▶ _GOAL_:
Pull every line containing "Predicted" from the entries.

(Records about charts and figures)

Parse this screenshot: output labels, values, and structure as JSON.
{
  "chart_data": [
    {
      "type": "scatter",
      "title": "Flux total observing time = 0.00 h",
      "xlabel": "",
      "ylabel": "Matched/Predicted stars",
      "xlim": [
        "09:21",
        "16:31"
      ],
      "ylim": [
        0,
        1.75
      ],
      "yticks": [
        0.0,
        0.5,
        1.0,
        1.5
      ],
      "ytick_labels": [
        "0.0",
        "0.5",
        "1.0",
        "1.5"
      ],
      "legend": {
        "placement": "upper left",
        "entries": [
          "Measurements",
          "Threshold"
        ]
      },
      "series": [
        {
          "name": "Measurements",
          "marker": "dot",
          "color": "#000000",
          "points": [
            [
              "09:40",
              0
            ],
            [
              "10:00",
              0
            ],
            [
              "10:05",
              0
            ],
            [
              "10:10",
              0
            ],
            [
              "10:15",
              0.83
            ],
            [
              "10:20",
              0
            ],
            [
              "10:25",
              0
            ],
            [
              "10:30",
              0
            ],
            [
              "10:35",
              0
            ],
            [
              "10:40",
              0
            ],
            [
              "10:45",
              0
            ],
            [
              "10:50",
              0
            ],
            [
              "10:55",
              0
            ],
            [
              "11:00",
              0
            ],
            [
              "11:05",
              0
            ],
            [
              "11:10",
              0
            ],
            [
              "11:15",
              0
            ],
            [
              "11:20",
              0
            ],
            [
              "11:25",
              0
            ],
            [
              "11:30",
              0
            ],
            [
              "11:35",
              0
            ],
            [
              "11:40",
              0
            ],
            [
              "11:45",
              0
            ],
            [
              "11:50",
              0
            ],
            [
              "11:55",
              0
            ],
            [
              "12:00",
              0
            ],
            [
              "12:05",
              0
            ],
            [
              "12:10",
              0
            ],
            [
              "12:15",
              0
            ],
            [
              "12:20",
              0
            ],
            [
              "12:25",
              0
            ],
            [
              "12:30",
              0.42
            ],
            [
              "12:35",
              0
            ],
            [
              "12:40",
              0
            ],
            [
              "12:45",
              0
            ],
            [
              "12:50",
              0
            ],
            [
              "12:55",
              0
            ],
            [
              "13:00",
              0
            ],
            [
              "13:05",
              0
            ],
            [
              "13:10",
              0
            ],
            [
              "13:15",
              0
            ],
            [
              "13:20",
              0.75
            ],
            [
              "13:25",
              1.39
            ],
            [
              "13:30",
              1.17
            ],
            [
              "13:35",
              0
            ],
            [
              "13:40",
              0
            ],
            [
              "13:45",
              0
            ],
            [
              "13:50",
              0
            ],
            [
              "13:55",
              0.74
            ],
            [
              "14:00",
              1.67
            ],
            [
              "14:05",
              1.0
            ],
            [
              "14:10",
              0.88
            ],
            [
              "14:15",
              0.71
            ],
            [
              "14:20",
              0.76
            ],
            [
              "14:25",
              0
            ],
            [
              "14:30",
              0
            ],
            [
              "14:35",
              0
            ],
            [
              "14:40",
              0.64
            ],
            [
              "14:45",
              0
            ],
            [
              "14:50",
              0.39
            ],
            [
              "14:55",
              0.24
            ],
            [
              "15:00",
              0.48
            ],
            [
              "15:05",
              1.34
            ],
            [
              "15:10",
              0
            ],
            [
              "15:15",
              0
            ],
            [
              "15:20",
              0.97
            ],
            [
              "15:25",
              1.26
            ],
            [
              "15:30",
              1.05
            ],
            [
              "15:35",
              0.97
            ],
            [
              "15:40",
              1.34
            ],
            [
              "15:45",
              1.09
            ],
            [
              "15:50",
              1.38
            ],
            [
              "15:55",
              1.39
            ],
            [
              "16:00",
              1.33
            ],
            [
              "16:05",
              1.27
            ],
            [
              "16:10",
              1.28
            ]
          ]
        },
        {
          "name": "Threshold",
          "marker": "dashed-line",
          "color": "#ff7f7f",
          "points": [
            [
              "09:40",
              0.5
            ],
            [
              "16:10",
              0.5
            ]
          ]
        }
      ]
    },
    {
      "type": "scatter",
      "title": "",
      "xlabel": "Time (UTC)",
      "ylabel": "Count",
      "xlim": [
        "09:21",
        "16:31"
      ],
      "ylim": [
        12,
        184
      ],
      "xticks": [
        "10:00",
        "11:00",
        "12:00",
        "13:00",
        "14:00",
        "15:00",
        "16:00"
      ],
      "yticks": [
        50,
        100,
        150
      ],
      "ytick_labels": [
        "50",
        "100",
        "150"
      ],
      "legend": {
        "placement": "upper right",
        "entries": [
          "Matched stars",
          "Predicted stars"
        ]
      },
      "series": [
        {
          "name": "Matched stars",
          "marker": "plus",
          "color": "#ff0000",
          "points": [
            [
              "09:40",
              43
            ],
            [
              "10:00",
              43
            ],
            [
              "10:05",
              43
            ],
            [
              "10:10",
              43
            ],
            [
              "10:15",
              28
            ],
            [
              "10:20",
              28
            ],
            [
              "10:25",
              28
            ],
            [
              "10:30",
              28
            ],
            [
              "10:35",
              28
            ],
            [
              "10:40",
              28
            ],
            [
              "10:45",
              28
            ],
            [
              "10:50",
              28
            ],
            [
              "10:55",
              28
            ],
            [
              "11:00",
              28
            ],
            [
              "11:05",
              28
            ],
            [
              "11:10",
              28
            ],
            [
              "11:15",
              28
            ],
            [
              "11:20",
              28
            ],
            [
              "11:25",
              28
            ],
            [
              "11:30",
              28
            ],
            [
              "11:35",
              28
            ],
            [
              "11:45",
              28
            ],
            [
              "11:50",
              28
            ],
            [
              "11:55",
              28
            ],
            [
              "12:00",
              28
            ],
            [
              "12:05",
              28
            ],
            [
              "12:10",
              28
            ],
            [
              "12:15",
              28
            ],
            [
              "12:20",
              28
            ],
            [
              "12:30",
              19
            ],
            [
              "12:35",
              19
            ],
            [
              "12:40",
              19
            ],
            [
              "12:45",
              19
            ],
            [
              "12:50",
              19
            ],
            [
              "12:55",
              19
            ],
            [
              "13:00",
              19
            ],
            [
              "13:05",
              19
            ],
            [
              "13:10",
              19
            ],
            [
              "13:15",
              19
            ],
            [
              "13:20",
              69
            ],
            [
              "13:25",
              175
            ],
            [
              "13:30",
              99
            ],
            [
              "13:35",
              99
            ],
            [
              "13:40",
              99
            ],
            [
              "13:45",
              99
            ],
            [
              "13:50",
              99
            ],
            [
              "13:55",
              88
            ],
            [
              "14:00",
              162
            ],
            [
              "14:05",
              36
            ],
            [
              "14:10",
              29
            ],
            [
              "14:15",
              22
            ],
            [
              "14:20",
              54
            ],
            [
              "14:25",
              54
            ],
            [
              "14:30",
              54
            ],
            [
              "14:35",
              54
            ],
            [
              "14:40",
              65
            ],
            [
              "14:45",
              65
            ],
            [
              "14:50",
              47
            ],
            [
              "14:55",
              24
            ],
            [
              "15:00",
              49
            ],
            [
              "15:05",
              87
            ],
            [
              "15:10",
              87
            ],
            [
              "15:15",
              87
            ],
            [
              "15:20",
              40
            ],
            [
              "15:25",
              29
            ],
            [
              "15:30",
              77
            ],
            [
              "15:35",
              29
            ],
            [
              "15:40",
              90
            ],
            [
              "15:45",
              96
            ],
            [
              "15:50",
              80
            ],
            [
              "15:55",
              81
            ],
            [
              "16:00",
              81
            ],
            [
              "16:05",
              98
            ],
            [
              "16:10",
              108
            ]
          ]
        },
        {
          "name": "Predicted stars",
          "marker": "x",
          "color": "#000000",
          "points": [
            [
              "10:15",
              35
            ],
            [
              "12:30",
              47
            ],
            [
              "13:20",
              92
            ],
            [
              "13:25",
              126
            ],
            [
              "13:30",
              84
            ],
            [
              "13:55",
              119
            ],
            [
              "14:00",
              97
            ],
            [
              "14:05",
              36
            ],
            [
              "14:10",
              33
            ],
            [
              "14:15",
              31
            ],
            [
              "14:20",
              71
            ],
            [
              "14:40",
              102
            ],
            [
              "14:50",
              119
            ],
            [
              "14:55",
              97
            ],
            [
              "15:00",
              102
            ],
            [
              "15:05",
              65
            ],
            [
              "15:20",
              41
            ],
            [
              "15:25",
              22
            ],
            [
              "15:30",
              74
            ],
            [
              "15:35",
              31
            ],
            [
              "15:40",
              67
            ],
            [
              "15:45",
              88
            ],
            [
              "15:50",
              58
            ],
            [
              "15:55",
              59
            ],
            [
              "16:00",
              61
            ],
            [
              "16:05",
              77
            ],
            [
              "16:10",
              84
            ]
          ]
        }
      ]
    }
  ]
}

▶ _ANSWER TO THE PROBLEM_:
      "ylabel": "Matched/Predicted stars",
          "Predicted stars"
          "name": "Predicted stars",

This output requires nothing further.